▸ OBJECTIVE
The entries are to be returned exactly, with images left out.

*** DATA SUPPLIED

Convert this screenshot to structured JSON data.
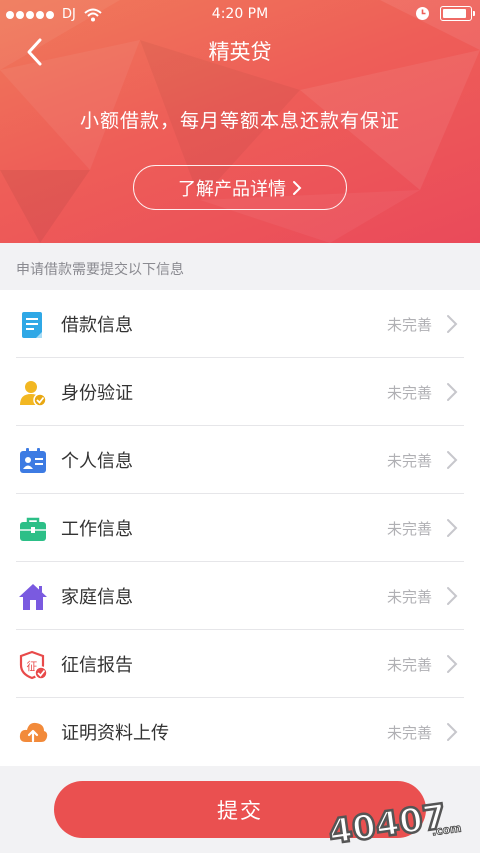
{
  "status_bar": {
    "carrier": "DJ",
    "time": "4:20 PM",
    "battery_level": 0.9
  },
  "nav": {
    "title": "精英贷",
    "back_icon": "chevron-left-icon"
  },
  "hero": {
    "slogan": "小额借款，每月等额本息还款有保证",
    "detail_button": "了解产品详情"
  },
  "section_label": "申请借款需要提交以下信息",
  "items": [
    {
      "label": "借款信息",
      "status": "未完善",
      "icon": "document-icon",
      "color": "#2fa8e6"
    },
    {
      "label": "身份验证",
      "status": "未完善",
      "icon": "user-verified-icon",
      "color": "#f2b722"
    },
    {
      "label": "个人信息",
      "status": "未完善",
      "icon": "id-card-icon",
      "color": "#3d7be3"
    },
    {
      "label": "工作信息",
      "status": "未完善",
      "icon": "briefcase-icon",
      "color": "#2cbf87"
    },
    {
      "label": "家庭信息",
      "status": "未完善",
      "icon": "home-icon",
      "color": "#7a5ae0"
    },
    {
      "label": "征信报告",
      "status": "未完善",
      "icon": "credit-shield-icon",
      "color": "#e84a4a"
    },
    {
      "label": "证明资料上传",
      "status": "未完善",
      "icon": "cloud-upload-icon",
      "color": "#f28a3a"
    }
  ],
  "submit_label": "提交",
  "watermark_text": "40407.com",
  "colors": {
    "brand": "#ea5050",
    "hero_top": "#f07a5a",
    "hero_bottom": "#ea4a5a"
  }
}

******

▸ THE OUTPUT
Convert this screenshot to structured JSON data.
{
  "status_bar": {
    "carrier": "DJ",
    "time": "4:20 PM",
    "battery_level": 0.9
  },
  "nav": {
    "title": "精英贷",
    "back_icon": "chevron-left-icon"
  },
  "hero": {
    "slogan": "小额借款，每月等额本息还款有保证",
    "detail_button": "了解产品详情"
  },
  "section_label": "申请借款需要提交以下信息",
  "items": [
    {
      "label": "借款信息",
      "status": "未完善",
      "icon": "document-icon",
      "color": "#2fa8e6"
    },
    {
      "label": "身份验证",
      "status": "未完善",
      "icon": "user-verified-icon",
      "color": "#f2b722"
    },
    {
      "label": "个人信息",
      "status": "未完善",
      "icon": "id-card-icon",
      "color": "#3d7be3"
    },
    {
      "label": "工作信息",
      "status": "未完善",
      "icon": "briefcase-icon",
      "color": "#2cbf87"
    },
    {
      "label": "家庭信息",
      "status": "未完善",
      "icon": "home-icon",
      "color": "#7a5ae0"
    },
    {
      "label": "征信报告",
      "status": "未完善",
      "icon": "credit-shield-icon",
      "color": "#e84a4a"
    },
    {
      "label": "证明资料上传",
      "status": "未完善",
      "icon": "cloud-upload-icon",
      "color": "#f28a3a"
    }
  ],
  "submit_label": "提交",
  "watermark_text": "40407.com",
  "colors": {
    "brand": "#ea5050",
    "hero_top": "#f07a5a",
    "hero_bottom": "#ea4a5a"
  }
}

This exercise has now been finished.